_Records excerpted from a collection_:
▼

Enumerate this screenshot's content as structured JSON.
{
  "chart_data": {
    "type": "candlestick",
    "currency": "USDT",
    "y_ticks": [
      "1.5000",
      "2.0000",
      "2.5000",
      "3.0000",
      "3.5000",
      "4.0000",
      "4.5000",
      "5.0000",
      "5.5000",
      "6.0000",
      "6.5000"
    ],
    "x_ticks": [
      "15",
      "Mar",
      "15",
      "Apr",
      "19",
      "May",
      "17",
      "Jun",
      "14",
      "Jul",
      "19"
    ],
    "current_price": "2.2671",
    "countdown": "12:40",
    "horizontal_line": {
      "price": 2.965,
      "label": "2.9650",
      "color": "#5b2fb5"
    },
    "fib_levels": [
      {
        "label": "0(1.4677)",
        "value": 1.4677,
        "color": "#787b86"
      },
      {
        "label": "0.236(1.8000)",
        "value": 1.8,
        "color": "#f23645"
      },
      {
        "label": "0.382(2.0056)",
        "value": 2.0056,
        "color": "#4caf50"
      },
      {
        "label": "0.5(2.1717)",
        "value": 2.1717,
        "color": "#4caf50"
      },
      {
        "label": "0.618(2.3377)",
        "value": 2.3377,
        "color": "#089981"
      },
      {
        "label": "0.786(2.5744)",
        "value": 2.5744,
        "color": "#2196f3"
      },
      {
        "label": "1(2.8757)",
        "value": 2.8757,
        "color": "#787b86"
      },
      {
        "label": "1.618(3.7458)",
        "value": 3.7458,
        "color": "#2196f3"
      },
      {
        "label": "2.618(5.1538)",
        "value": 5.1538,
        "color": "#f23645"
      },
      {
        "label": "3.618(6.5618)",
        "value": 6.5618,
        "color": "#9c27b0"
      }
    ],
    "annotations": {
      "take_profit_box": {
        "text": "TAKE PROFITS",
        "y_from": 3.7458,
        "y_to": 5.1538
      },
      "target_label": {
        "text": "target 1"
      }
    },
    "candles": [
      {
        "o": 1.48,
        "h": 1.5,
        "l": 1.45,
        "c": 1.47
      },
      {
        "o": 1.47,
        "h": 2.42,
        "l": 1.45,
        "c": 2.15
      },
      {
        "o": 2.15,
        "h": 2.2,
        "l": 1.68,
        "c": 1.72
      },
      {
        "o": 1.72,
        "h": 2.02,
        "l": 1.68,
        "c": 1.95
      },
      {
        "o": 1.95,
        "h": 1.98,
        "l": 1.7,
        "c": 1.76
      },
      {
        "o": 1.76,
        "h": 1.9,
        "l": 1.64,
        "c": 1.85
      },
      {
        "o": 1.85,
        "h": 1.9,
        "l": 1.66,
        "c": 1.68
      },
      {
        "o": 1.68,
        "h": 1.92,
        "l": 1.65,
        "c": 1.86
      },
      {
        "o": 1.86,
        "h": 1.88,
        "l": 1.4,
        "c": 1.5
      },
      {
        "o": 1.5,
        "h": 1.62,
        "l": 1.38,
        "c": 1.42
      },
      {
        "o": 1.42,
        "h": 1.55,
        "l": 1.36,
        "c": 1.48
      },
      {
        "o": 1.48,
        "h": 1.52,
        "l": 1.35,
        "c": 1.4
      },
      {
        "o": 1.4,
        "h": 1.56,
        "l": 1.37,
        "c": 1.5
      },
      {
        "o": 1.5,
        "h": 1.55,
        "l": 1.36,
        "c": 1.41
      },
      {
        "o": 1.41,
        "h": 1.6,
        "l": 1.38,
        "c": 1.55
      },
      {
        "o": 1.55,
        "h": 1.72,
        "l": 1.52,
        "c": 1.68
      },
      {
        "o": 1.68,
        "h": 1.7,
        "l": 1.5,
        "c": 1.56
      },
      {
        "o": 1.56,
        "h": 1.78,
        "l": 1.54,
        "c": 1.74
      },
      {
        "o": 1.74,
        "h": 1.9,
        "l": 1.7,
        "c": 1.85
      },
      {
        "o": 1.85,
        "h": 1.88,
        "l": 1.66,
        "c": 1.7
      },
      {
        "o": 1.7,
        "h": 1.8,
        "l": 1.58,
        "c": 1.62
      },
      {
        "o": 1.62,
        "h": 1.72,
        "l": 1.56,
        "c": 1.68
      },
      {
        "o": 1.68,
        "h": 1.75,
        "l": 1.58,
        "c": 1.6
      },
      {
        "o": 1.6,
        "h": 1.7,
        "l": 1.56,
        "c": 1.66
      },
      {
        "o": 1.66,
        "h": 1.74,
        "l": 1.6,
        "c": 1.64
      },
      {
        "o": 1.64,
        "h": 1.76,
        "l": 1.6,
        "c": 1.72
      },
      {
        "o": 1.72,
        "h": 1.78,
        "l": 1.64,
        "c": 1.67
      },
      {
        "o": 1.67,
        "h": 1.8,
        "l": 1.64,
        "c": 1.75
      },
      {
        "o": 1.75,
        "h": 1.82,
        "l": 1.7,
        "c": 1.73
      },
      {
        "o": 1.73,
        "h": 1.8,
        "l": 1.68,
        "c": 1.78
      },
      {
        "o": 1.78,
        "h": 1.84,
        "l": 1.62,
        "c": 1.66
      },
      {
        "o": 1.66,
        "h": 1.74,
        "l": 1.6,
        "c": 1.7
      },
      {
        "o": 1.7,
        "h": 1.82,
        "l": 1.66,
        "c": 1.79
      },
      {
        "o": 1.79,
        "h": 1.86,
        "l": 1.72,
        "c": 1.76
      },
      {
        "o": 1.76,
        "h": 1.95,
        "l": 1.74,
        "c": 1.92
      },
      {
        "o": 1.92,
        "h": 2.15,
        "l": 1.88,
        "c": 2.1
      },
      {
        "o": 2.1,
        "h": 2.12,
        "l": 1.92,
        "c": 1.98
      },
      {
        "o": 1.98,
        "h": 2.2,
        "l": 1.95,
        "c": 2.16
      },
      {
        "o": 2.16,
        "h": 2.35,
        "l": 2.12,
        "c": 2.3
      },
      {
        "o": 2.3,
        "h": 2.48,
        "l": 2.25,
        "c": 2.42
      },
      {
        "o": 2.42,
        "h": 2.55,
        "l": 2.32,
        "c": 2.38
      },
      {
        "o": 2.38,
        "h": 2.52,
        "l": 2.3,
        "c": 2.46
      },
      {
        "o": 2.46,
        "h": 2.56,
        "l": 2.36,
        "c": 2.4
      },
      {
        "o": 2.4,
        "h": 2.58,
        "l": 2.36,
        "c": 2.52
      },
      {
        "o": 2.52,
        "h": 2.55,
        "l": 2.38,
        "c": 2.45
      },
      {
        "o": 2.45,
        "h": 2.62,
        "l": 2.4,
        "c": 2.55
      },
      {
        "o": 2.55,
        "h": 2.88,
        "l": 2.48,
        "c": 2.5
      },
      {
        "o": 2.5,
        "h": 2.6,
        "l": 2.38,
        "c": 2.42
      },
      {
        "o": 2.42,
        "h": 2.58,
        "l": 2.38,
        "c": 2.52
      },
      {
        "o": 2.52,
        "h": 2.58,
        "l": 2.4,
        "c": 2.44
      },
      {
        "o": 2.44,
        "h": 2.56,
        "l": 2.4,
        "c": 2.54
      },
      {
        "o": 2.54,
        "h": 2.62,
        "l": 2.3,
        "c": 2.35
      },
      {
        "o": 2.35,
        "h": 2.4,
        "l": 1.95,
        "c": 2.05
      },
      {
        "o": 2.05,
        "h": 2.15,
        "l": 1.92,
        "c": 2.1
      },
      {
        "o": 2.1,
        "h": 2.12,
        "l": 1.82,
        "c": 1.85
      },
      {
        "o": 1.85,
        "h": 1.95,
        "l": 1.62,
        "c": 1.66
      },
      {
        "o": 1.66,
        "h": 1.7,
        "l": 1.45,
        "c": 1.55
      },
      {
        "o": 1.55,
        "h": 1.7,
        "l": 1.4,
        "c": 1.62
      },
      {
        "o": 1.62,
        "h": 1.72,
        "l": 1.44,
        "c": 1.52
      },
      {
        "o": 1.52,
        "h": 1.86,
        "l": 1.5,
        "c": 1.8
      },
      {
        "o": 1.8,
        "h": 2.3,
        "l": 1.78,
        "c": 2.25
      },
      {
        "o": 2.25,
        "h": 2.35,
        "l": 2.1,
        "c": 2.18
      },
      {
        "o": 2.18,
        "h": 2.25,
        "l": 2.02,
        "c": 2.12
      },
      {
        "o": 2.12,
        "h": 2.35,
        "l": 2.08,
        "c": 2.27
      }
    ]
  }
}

▲
▼

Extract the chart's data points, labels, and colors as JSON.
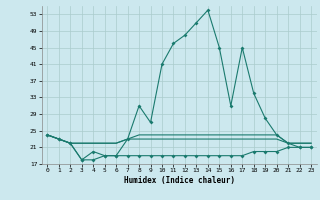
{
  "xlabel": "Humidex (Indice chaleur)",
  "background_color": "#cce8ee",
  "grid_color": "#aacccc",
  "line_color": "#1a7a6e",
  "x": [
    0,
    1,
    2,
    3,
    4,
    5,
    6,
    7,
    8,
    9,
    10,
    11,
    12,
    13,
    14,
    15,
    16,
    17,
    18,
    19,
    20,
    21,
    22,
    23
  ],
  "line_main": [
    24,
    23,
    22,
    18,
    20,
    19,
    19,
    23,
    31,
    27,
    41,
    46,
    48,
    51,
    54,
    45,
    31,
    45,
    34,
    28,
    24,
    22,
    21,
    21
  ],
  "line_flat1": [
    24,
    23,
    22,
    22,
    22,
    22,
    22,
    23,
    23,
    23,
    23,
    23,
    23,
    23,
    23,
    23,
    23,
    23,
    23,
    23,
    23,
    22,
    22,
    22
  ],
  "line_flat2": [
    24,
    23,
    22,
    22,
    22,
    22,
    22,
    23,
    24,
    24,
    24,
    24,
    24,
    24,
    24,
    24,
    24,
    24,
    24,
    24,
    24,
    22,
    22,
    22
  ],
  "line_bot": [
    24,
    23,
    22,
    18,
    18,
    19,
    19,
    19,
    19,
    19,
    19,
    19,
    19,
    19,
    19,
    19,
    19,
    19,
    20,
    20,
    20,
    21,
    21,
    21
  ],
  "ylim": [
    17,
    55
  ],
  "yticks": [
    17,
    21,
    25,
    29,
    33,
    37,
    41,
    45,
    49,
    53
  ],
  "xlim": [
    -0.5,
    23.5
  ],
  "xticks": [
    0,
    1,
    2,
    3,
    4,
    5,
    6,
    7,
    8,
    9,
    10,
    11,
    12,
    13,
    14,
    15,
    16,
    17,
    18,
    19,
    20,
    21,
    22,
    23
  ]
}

▲
▼

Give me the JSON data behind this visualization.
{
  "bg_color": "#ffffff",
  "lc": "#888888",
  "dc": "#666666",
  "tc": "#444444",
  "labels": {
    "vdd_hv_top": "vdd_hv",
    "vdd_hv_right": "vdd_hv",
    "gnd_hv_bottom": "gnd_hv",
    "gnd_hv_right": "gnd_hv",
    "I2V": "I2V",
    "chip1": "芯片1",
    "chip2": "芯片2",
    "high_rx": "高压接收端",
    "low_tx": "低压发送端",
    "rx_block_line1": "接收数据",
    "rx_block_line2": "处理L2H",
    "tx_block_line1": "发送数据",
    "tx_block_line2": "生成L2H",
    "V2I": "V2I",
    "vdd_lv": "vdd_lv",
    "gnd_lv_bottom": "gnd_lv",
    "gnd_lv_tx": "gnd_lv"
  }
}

▲

_THE REQUEST_: Look through the listing and extract every line with "labels" in it.

_RESPONSE BELOW_:
Extract the chart's data points, labels, and colors as JSON.
  "labels": {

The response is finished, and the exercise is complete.